*WHAT YOU ARE ASKED TO DO:* Write out every line of the material as it stands, apart from the pictures.

========================================

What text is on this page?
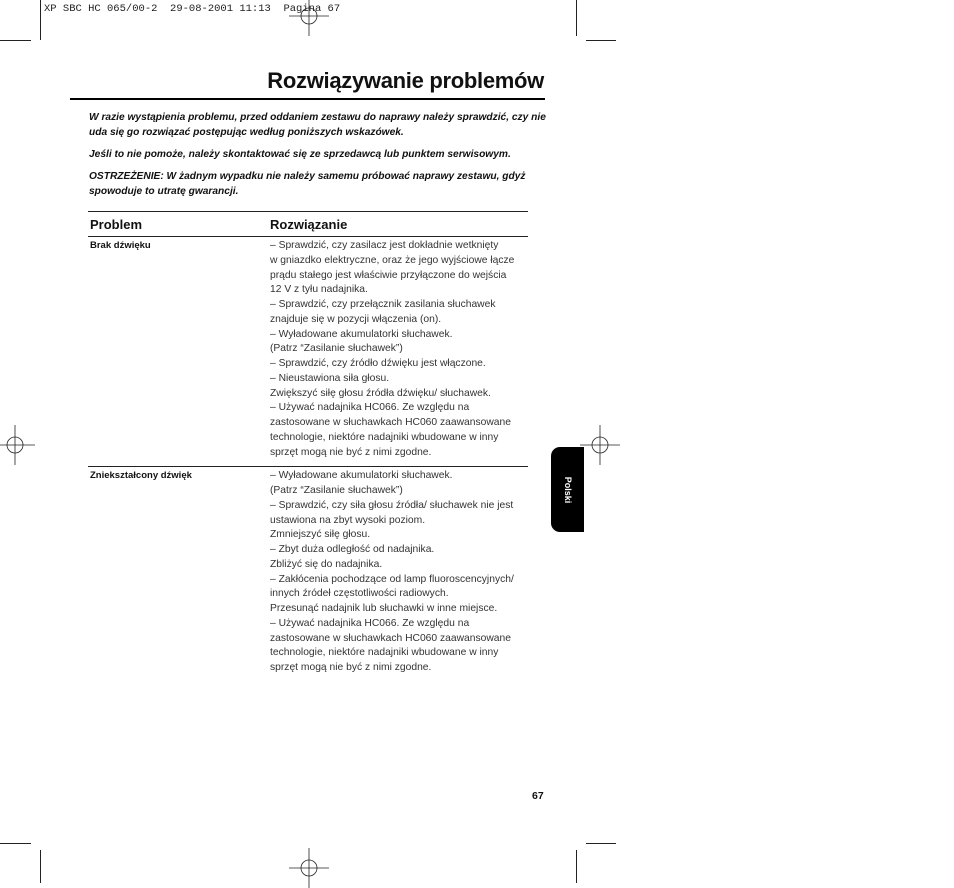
XP SBC HC 065/00-2  29-08-2001 11:13  Pagina 67
Rozwiązywanie problemów
W razie wystąpienia problemu, przed oddaniem zestawu do naprawy należy sprawdzić, czy nie uda się go rozwiązać postępując według poniższych wskazówek.
Jeśli to nie pomoże, należy skontaktować się ze sprzedawcą lub punktem serwisowym.
OSTRZEŻENIE: W żadnym wypadku nie należy samemu próbować naprawy zestawu, gdyż spowoduje to utratę gwarancji.
Problem	Rozwiązanie
Brak dźwięku	– Sprawdzić, czy zasilacz jest dokładnie wetknięty
w gniazdko elektryczne, oraz że jego wyjściowe łącze
prądu stałego jest właściwie przyłączone do wejścia
12 V z tyłu nadajnika.
– Sprawdzić, czy przełącznik zasilania słuchawek
znajduje się w pozycji włączenia (on).
– Wyładowane akumulatorki słuchawek.
(Patrz “Zasilanie słuchawek”)
– Sprawdzić, czy źródło dźwięku jest włączone.
– Nieustawiona siła głosu.
Zwiększyć siłę głosu źródła dźwięku/ słuchawek.
– Używać nadajnika HC066. Ze względu na
zastosowane w słuchawkach HC060 zaawansowane
technologie, niektóre nadajniki wbudowane w inny
sprzęt mogą nie być z nimi zgodne.
Zniekształcony dźwięk	– Wyładowane akumulatorki słuchawek.
(Patrz “Zasilanie słuchawek”)
– Sprawdzić, czy siła głosu źródła/ słuchawek nie jest
ustawiona na zbyt wysoki poziom.
Zmniejszyć siłę głosu.
– Zbyt duża odległość od nadajnika.
Zbliżyć się do nadajnika.
– Zakłócenia pochodzące od lamp fluoroscencyjnych/
innych źródeł częstotliwości radiowych.
Przesunąć nadajnik lub słuchawki w inne miejsce.
– Używać nadajnika HC066. Ze względu na
zastosowane w słuchawkach HC060 zaawansowane
technologie, niektóre nadajniki wbudowane w inny
sprzęt mogą nie być z nimi zgodne.
Polski
67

========================================

*CORRECT ANSWER:*
What text is on this page?
XP SBC HC 065/00-2  29-08-2001 11:13  Pagina 67
Rozwiązywanie problemów
W razie wystąpienia problemu, przed oddaniem zestawu do naprawy należy sprawdzić, czy nie uda się go rozwiązać postępując według poniższych wskazówek.
Jeśli to nie pomoże, należy skontaktować się ze sprzedawcą lub punktem serwisowym.
OSTRZEŻENIE: W żadnym wypadku nie należy samemu próbować naprawy zestawu, gdyż spowoduje to utratę gwarancji.
Problem	Rozwiązanie
Brak dźwięku	– Sprawdzić, czy zasilacz jest dokładnie wetknięty
w gniazdko elektryczne, oraz że jego wyjściowe łącze
prądu stałego jest właściwie przyłączone do wejścia
12 V z tyłu nadajnika.
– Sprawdzić, czy przełącznik zasilania słuchawek
znajduje się w pozycji włączenia (on).
– Wyładowane akumulatorki słuchawek.
(Patrz “Zasilanie słuchawek”)
– Sprawdzić, czy źródło dźwięku jest włączone.
– Nieustawiona siła głosu.
Zwiększyć siłę głosu źródła dźwięku/ słuchawek.
– Używać nadajnika HC066. Ze względu na
zastosowane w słuchawkach HC060 zaawansowane
technologie, niektóre nadajniki wbudowane w inny
sprzęt mogą nie być z nimi zgodne.
Zniekształcony dźwięk	– Wyładowane akumulatorki słuchawek.
(Patrz “Zasilanie słuchawek”)
– Sprawdzić, czy siła głosu źródła/ słuchawek nie jest
ustawiona na zbyt wysoki poziom.
Zmniejszyć siłę głosu.
– Zbyt duża odległość od nadajnika.
Zbliżyć się do nadajnika.
– Zakłócenia pochodzące od lamp fluoroscencyjnych/
innych źródeł częstotliwości radiowych.
Przesunąć nadajnik lub słuchawki w inne miejsce.
– Używać nadajnika HC066. Ze względu na
zastosowane w słuchawkach HC060 zaawansowane
technologie, niektóre nadajniki wbudowane w inny
sprzęt mogą nie być z nimi zgodne.
Polski
67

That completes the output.